YOUR INSTRUCTIONS: Pull out all lines from the listing below in which the word "分组的科学性" appears.

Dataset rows
◇ ◇ ◇ ◇

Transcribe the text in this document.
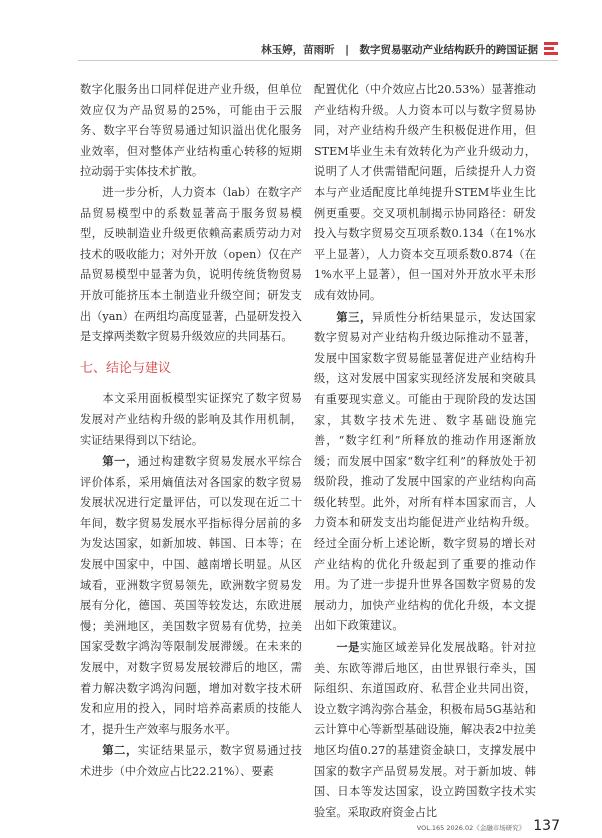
林玉婷，苗雨昕　|　数字贸易驱动产业结构跃升的跨国证据

数字化服务出口同样促进产业升级，但单位效应仅为产品贸易的25%，可能由于云服务、数字平台等贸易通过知识溢出优化服务业效率，但对整体产业结构重心转移的短期拉动弱于实体技术扩散。

进一步分析，人力资本（lab）在数字产品贸易模型中的系数显著高于服务贸易模型，反映制造业升级更依赖高素质劳动力对技术的吸收能力；对外开放（open）仅在产品贸易模型中显著为负，说明传统货物贸易开放可能挤压本土制造业升级空间；研发支出（yan）在两组均高度显著，凸显研发投入是支撑两类数字贸易升级效应的共同基石。

七、结论与建议

本文采用面板模型实证探究了数字贸易发展对产业结构升级的影响及其作用机制，实证结果得到以下结论。

第一，通过构建数字贸易发展水平综合评价体系，采用熵值法对各国家的数字贸易发展状况进行定量评估，可以发现在近二十年间，数字贸易发展水平指标得分居前的多为发达国家，如新加坡、韩国、日本等；在发展中国家中，中国、越南增长明显。从区域看，亚洲数字贸易领先，欧洲数字贸易发展有分化，德国、英国等较发达，东欧进展慢；美洲地区，美国数字贸易有优势，拉美国家受数字鸿沟等限制发展滞缓。在未来的发展中，对数字贸易发展较滞后的地区，需着力解决数字鸿沟问题，增加对数字技术研发和应用的投入，同时培养高素质的技能人才，提升生产效率与服务水平。

第二，实证结果显示，数字贸易通过技术进步（中介效应占比22.21%）、要素

配置优化（中介效应占比20.53%）显著推动产业结构升级。人力资本可以与数字贸易协同，对产业结构升级产生积极促进作用，但STEM毕业生未有效转化为产业升级动力，说明了人才供需错配问题，后续提升人力资本与产业适配度比单纯提升STEM毕业生比例更重要。交叉项机制揭示协同路径：研发投入与数字贸易交互项系数0.134（在1%水平上显著），人力资本交互项系数0.874（在1%水平上显著），但一国对外开放水平未形成有效协同。

第三，异质性分析结果显示，发达国家数字贸易对产业结构升级边际推动不显著，发展中国家数字贸易能显著促进产业结构升级，这对发展中国家实现经济发展和突破具有重要现实意义。可能由于现阶段的发达国家，其数字技术先进、数字基础设施完善，“数字红利”所释放的推动作用逐渐放缓；而发展中国家“数字红利”的释放处于初级阶段，推动了发展中国家的产业结构向高级化转型。此外，对所有样本国家而言，人力资本和研发支出均能促进产业结构升级。经过全面分析上述论断，数字贸易的增长对产业结构的优化升级起到了重要的推动作用。为了进一步提升世界各国数字贸易的发展动力，加快产业结构的优化升级，本文提出如下政策建议。

一是实施区域差异化发展战略。针对拉美、东欧等滞后地区，由世界银行牵头，国际组织、东道国政府、私营企业共同出资，设立数字鸿沟弥合基金，积极布局5G基站和云计算中心等新型基础设施，解决表2中拉美地区均值0.27的基建资金缺口，支撑发展中国家的数字产品贸易发展。对于新加坡、韩国、日本等发达国家，设立跨国数字技术实验室。采取政府资金占比

VOL.165 2026.02《金融市场研究》 137
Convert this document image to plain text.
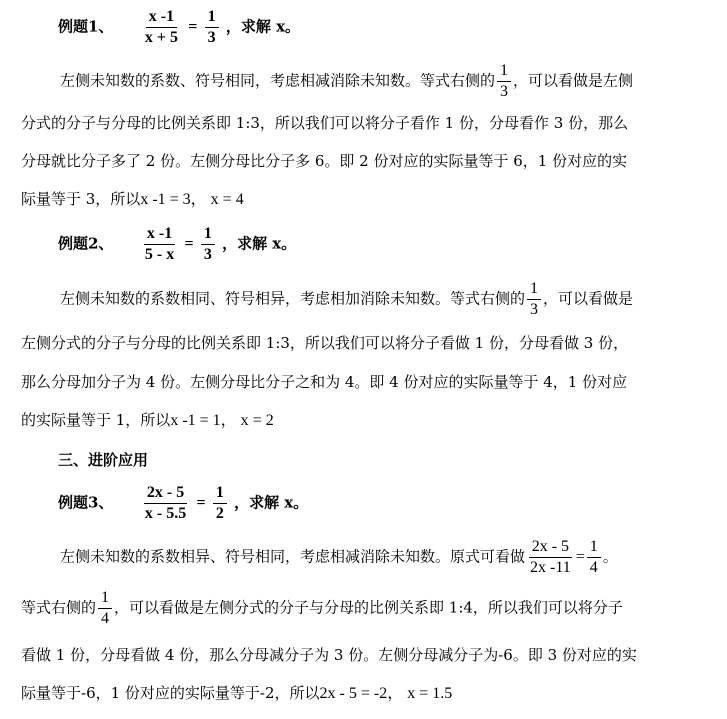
例题1、 $\frac{x -1}{x + 5} = \frac{1}{3}$ ，求解 x。
左侧未知数的系数、符号相同，考虑相减消除未知数。等式右侧的 $\frac{1}{3}$ ，可以看做是左侧
分式的分子与分母的比例关系即 1:3，所以我们可以将分子看作 1 份，分母看作 3 份，那么
分母就比分子多了 2 份。左侧分母比分子多 6。即 2 份对应的实际量等于 6，1 份对应的实
际量等于 3，所以x -1 = 3， x = 4
例题2、 $\frac{x -1}{5 - x} = \frac{1}{3}$ ，求解 x。
左侧未知数的系数相同、符号相异，考虑相加消除未知数。等式右侧的 $\frac{1}{3}$ ，可以看做是
左侧分式的分子与分母的比例关系即 1:3，所以我们可以将分子看做 1 份，分母看做 3 份，
那么分母加分子为 4 份。左侧分母比分子之和为 4。即 4 份对应的实际量等于 4，1 份对应
的实际量等于 1，所以x -1 = 1， x = 2
三、进阶应用
例题3、 $\frac{2x - 5}{x - 5.5} = \frac{1}{2}$ ，求解 x。
左侧未知数的系数相异、符号相同，考虑相减消除未知数。原式可看做 $\frac{2x - 5}{2x -11} = \frac{1}{4}$ 。
等式右侧的 $\frac{1}{4}$ ，可以看做是左侧分式的分子与分母的比例关系即 1:4，所以我们可以将分子
看做 1 份，分母看做 4 份，那么分母减分子为 3 份。左侧分母减分子为-6。即 3 份对应的实
际量等于-6，1 份对应的实际量等于-2，所以2x - 5 = -2， x = 1.5
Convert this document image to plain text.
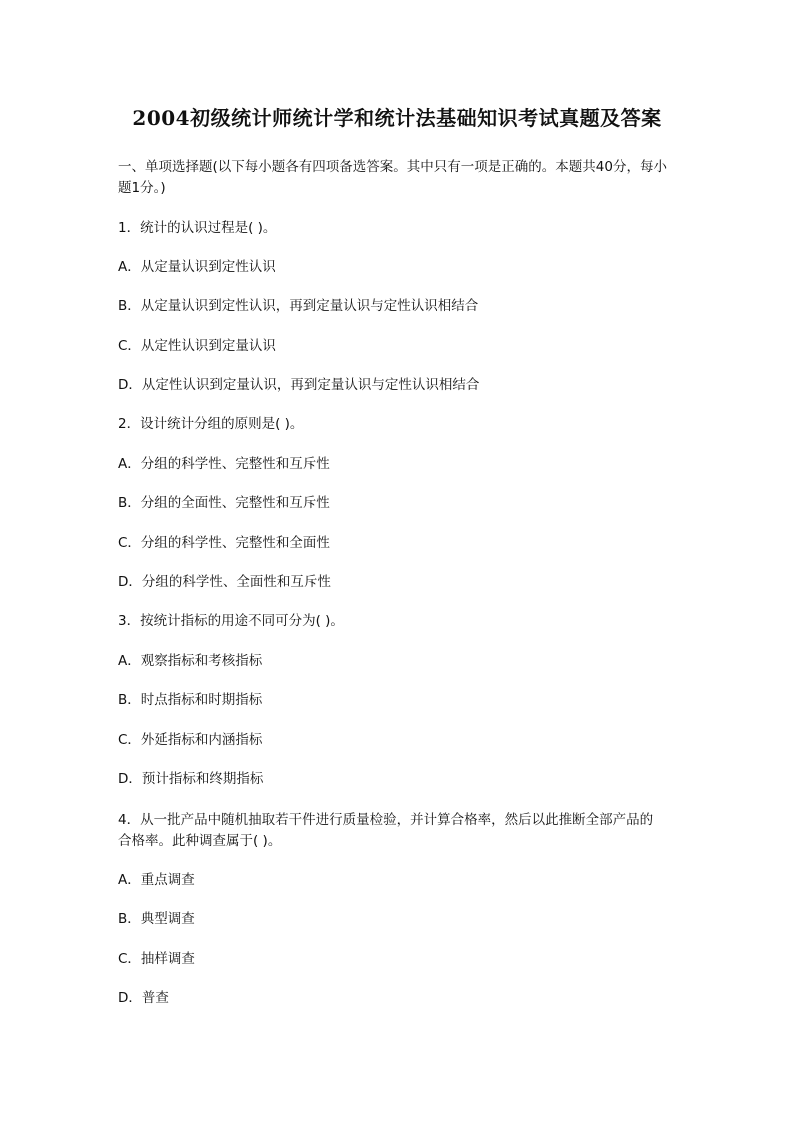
2004初级统计师统计学和统计法基础知识考试真题及答案
一、单项选择题(以下每小题各有四项备选答案。其中只有一项是正确的。本题共40分，每小题1分。)
1．统计的认识过程是( )。
A．从定量认识到定性认识
B．从定量认识到定性认识，再到定量认识与定性认识相结合
C．从定性认识到定量认识
D．从定性认识到定量认识，再到定量认识与定性认识相结合
2．设计统计分组的原则是( )。
A．分组的科学性、完整性和互斥性
B．分组的全面性、完整性和互斥性
C．分组的科学性、完整性和全面性
D．分组的科学性、全面性和互斥性
3．按统计指标的用途不同可分为( )。
A．观察指标和考核指标
B．时点指标和时期指标
C．外延指标和内涵指标
D．预计指标和终期指标
4．从一批产品中随机抽取若干件进行质量检验，并计算合格率，然后以此推断全部产品的
合格率。此种调查属于( )。
A．重点调查
B．典型调查
C．抽样调查
D．普查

◇ ◇ ◇ ◇

FULL OUTPUT:
A．分组的科学性、完整性和互斥性
C．分组的科学性、完整性和全面性
D．分组的科学性、全面性和互斥性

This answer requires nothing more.